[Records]
--------------------------------
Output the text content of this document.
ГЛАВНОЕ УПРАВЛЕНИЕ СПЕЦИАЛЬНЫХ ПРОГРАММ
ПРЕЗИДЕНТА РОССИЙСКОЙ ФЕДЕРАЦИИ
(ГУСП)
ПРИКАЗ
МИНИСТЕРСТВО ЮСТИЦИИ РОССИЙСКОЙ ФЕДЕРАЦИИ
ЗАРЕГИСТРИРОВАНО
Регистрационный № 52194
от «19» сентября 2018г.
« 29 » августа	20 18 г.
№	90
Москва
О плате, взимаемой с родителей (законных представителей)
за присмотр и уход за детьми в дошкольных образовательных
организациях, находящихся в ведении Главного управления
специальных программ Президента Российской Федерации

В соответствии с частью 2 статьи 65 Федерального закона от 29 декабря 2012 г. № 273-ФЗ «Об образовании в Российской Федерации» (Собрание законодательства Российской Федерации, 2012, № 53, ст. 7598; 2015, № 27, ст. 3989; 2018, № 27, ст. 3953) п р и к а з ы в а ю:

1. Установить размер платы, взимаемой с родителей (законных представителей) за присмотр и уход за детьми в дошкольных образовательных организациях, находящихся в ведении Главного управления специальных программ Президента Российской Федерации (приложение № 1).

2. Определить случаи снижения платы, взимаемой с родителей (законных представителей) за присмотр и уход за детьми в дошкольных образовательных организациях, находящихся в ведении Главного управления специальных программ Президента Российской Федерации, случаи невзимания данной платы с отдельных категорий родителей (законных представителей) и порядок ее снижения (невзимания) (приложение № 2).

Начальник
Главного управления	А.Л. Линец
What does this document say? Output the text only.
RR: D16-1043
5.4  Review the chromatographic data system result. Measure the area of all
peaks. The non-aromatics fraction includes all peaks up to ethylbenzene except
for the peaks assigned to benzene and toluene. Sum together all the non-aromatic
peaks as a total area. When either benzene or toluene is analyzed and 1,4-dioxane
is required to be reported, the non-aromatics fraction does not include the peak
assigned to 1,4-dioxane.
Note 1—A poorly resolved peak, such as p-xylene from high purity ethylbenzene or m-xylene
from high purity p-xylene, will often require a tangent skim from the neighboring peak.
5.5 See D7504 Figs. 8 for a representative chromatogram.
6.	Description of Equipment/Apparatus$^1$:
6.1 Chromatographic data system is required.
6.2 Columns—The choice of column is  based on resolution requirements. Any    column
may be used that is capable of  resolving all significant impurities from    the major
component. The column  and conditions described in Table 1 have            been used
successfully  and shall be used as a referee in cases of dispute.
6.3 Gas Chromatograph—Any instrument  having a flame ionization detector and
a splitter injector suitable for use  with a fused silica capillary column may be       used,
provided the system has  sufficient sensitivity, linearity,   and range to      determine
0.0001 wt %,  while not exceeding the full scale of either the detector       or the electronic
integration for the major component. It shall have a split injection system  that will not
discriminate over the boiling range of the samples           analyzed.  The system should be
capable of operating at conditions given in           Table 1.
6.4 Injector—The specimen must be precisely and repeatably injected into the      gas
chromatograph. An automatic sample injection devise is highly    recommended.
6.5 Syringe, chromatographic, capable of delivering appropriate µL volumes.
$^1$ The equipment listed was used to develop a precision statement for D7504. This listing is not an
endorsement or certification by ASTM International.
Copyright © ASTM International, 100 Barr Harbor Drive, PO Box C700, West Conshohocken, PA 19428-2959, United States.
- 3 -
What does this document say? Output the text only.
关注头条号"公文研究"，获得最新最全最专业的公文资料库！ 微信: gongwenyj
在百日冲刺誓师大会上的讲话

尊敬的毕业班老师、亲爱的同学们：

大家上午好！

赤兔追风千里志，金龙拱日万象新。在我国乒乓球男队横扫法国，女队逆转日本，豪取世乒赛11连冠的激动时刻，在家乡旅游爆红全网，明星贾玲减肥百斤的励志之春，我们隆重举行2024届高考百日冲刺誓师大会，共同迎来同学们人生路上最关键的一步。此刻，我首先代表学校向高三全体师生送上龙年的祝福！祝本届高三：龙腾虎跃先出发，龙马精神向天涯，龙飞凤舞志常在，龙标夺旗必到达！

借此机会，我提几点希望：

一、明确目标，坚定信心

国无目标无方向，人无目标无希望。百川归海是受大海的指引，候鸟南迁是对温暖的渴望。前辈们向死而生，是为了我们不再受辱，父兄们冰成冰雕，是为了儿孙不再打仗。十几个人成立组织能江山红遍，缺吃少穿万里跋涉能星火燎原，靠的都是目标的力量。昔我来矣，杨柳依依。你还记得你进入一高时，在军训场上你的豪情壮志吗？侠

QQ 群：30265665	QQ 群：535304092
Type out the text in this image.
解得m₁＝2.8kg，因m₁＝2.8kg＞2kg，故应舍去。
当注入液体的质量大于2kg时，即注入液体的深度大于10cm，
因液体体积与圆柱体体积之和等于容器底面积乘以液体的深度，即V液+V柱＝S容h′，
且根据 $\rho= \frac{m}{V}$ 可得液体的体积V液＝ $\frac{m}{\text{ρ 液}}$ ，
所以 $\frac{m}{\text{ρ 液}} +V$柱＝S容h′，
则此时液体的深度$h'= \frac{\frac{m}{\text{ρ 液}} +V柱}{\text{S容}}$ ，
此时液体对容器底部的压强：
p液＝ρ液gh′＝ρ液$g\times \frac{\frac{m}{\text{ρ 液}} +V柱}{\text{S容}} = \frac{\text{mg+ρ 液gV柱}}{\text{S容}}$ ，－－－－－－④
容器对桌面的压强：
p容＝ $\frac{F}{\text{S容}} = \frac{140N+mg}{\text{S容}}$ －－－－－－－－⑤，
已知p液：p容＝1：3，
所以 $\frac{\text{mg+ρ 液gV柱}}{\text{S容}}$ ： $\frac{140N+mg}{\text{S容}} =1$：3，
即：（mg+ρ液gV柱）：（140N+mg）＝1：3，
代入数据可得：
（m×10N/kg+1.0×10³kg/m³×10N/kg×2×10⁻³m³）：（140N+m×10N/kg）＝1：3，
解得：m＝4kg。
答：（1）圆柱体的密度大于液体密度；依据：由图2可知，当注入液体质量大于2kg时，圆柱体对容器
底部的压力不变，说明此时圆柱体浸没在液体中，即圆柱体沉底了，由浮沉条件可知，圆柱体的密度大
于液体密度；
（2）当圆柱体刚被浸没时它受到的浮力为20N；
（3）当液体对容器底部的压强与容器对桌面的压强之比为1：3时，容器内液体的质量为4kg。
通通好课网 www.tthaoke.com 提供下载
--------------------------------
Go back to the listing above and please repeat it exactly.

Output the text content of this document.
ГЛАВНОЕ УПРАВЛЕНИЕ СПЕЦИАЛЬНЫХ ПРОГРАММ
ПРЕЗИДЕНТА РОССИЙСКОЙ ФЕДЕРАЦИИ
(ГУСП)
ПРИКАЗ
МИНИСТЕРСТВО ЮСТИЦИИ РОССИЙСКОЙ ФЕДЕРАЦИИ
ЗАРЕГИСТРИРОВАНО
Регистрационный № 52194
от «19» сентября 2018г.
« 29 » августа	20 18 г.
№	90
Москва
О плате, взимаемой с родителей (законных представителей)
за присмотр и уход за детьми в дошкольных образовательных
организациях, находящихся в ведении Главного управления
специальных программ Президента Российской Федерации

В соответствии с частью 2 статьи 65 Федерального закона от 29 декабря 2012 г. № 273-ФЗ «Об образовании в Российской Федерации» (Собрание законодательства Российской Федерации, 2012, № 53, ст. 7598; 2015, № 27, ст. 3989; 2018, № 27, ст. 3953) п р и к а з ы в а ю:

1. Установить размер платы, взимаемой с родителей (законных представителей) за присмотр и уход за детьми в дошкольных образовательных организациях, находящихся в ведении Главного управления специальных программ Президента Российской Федерации (приложение № 1).

2. Определить случаи снижения платы, взимаемой с родителей (законных представителей) за присмотр и уход за детьми в дошкольных образовательных организациях, находящихся в ведении Главного управления специальных программ Президента Российской Федерации, случаи невзимания данной платы с отдельных категорий родителей (законных представителей) и порядок ее снижения (невзимания) (приложение № 2).

Начальник
Главного управления	А.Л. Линец
What does this document say? Output the text only.
RR: D16-1043
5.4  Review the chromatographic data system result. Measure the area of all
peaks. The non-aromatics fraction includes all peaks up to ethylbenzene except
for the peaks assigned to benzene and toluene. Sum together all the non-aromatic
peaks as a total area. When either benzene or toluene is analyzed and 1,4-dioxane
is required to be reported, the non-aromatics fraction does not include the peak
assigned to 1,4-dioxane.
Note 1—A poorly resolved peak, such as p-xylene from high purity ethylbenzene or m-xylene
from high purity p-xylene, will often require a tangent skim from the neighboring peak.
5.5 See D7504 Figs. 8 for a representative chromatogram.
6.	Description of Equipment/Apparatus$^1$:
6.1 Chromatographic data system is required.
6.2 Columns—The choice of column is  based on resolution requirements. Any    column
may be used that is capable of  resolving all significant impurities from    the major
component. The column  and conditions described in Table 1 have            been used
successfully  and shall be used as a referee in cases of dispute.
6.3 Gas Chromatograph—Any instrument  having a flame ionization detector and
a splitter injector suitable for use  with a fused silica capillary column may be       used,
provided the system has  sufficient sensitivity, linearity,   and range to      determine
0.0001 wt %,  while not exceeding the full scale of either the detector       or the electronic
integration for the major component. It shall have a split injection system  that will not
discriminate over the boiling range of the samples           analyzed.  The system should be
capable of operating at conditions given in           Table 1.
6.4 Injector—The specimen must be precisely and repeatably injected into the      gas
chromatograph. An automatic sample injection devise is highly    recommended.
6.5 Syringe, chromatographic, capable of delivering appropriate µL volumes.
$^1$ The equipment listed was used to develop a precision statement for D7504. This listing is not an
endorsement or certification by ASTM International.
Copyright © ASTM International, 100 Barr Harbor Drive, PO Box C700, West Conshohocken, PA 19428-2959, United States.
- 3 -
What does this document say? Output the text only.
关注头条号"公文研究"，获得最新最全最专业的公文资料库！ 微信: gongwenyj
在百日冲刺誓师大会上的讲话

尊敬的毕业班老师、亲爱的同学们：

大家上午好！

赤兔追风千里志，金龙拱日万象新。在我国乒乓球男队横扫法国，女队逆转日本，豪取世乒赛11连冠的激动时刻，在家乡旅游爆红全网，明星贾玲减肥百斤的励志之春，我们隆重举行2024届高考百日冲刺誓师大会，共同迎来同学们人生路上最关键的一步。此刻，我首先代表学校向高三全体师生送上龙年的祝福！祝本届高三：龙腾虎跃先出发，龙马精神向天涯，龙飞凤舞志常在，龙标夺旗必到达！

借此机会，我提几点希望：

一、明确目标，坚定信心

国无目标无方向，人无目标无希望。百川归海是受大海的指引，候鸟南迁是对温暖的渴望。前辈们向死而生，是为了我们不再受辱，父兄们冰成冰雕，是为了儿孙不再打仗。十几个人成立组织能江山红遍，缺吃少穿万里跋涉能星火燎原，靠的都是目标的力量。昔我来矣，杨柳依依。你还记得你进入一高时，在军训场上你的豪情壮志吗？侠

QQ 群：30265665	QQ 群：535304092
Type out the text in this image.
解得m₁＝2.8kg，因m₁＝2.8kg＞2kg，故应舍去。
当注入液体的质量大于2kg时，即注入液体的深度大于10cm，
因液体体积与圆柱体体积之和等于容器底面积乘以液体的深度，即V液+V柱＝S容h′，
且根据 $\rho= \frac{m}{V}$ 可得液体的体积V液＝ $\frac{m}{\text{ρ 液}}$ ，
所以 $\frac{m}{\text{ρ 液}} +V$柱＝S容h′，
则此时液体的深度$h'= \frac{\frac{m}{\text{ρ 液}} +V柱}{\text{S容}}$ ，
此时液体对容器底部的压强：
p液＝ρ液gh′＝ρ液$g\times \frac{\frac{m}{\text{ρ 液}} +V柱}{\text{S容}} = \frac{\text{mg+ρ 液gV柱}}{\text{S容}}$ ，－－－－－－④
容器对桌面的压强：
p容＝ $\frac{F}{\text{S容}} = \frac{140N+mg}{\text{S容}}$ －－－－－－－－⑤，
已知p液：p容＝1：3，
所以 $\frac{\text{mg+ρ 液gV柱}}{\text{S容}}$ ： $\frac{140N+mg}{\text{S容}} =1$：3，
即：（mg+ρ液gV柱）：（140N+mg）＝1：3，
代入数据可得：
（m×10N/kg+1.0×10³kg/m³×10N/kg×2×10⁻³m³）：（140N+m×10N/kg）＝1：3，
解得：m＝4kg。
答：（1）圆柱体的密度大于液体密度；依据：由图2可知，当注入液体质量大于2kg时，圆柱体对容器
底部的压力不变，说明此时圆柱体浸没在液体中，即圆柱体沉底了，由浮沉条件可知，圆柱体的密度大
于液体密度；
（2）当圆柱体刚被浸没时它受到的浮力为20N；
（3）当液体对容器底部的压强与容器对桌面的压强之比为1：3时，容器内液体的质量为4kg。
通通好课网 www.tthaoke.com 提供下载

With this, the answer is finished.